- _Extract provided_
----------

Climate change is a fiscal disaster for local governments − our study shows how it’s testing communities in Florida
Oct 5, 2023
Climate change is affecting communities nationwide, but Florida often seems like ground zero. In September 2022, Hurricane Ian devastated southwest Florida, killing at least 156 people and causing an estimated US$113 billion in damages. Then Hurricane Idalia shut down the Florida Panhandle in September 2023, augmented by a blue supermoon that also increased tidal flooding in southeast Florida.
Communities can adapt to some of these effects, or at least buy time, by taking steps such as upgrading stormwater systems and raising roads and sidewalks. But climate disasters and sea-level rise also harm local governments financially by increasing costs and undercutting their property tax bases. Local reliance on property taxes also can discourage cities from steering development out of flood zones, which is essential for reducing long-term risks.
In a newly published study and supporting online StoryMap, we present the first-ever municipal fiscal impact assessment of sea-level rise in Florida and combine it with a statewide survey of coastal planners and managers. We wanted to know how sea-level rise would affect municipal tax revenues and whether coastal planners and managers are accounting for these fiscal impacts.
Our study finds that over half of Florida’s 410 municipalities will be affected by 6.6 feet of sea-level rise. Almost 30% of all local revenues currently generated by these 211 municipalities come from buildings in areas that will become chronically flooded, potentially by the end of the century. Yet, planners and managers remain largely unaware of how much climate change will affect local fiscal health. Some communities with the most at risk are doing the least to prepare.
Property tax and climate change: A Catch-22
Property taxes are critically important for municipal governments. Nationwide, they provide 30% of local revenues. They are one of the few funding sources that local governments control, and climate change directly threatens them.
As climate change warms ocean waters, it fuels hurricanes and increases their reach and intensity. Climate change also is raising sea levels, which increases coastal flooding during both storms and high tides, often referred to as sunny-day flooding. Unlike storms, sea-level rise doesn’t recede, so it threatens to permanently inundate coastal lands over time.
Property tax revenues may decline as insurance companies and property markets downgrade property values to reflect climate impacts, such as increasing flood risks and wildfires. Already, a growing number of insurance companies have decided to stop covering some regions and types of weather events, raise premiums and deductibles and drop existing policies as payouts rise in the wake of natural disasters. Growing costs of insuring or repairing homes may further hurt property values and increase home abandonment.

----------

- _Supplied data_

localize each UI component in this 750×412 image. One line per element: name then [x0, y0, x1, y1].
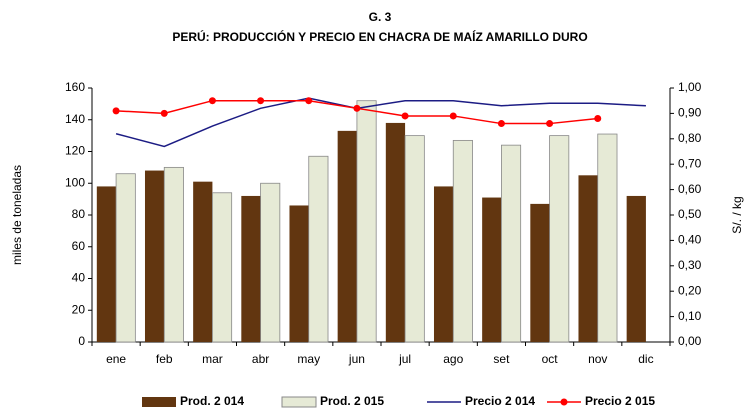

----------

- _Work to do_
A: Reproduce word for word the part of the climate change article starting at "In a newly published" and ending at "least to prepare.".
B: According to the climate change article, what have a growing number of insurance companies decided to do? List each action.

- _Problem solutions_
A:
In a newly published study and supporting online StoryMap, we present the first-ever municipal fiscal impact assessment of sea-level rise in Florida and combine it with a statewide survey of coastal planners and managers. We wanted to know how sea-level rise would affect municipal tax revenues and whether coastal planners and managers are accounting for these fiscal impacts.
Our study finds that over half of Florida’s 410 municipalities will be affected by 6.6 feet of sea-level rise. Almost 30% of all local revenues currently generated by these 211 municipalities come from buildings in areas that will become chronically flooded, potentially by the end of the century. Yet, planners and managers remain largely unaware of how much climate change will affect local fiscal health. Some communities with the most at risk are doing the least to prepare.

B:
- Stop covering some regions and types of weather events
- Raise premiums and deductibles
- Drop existing policies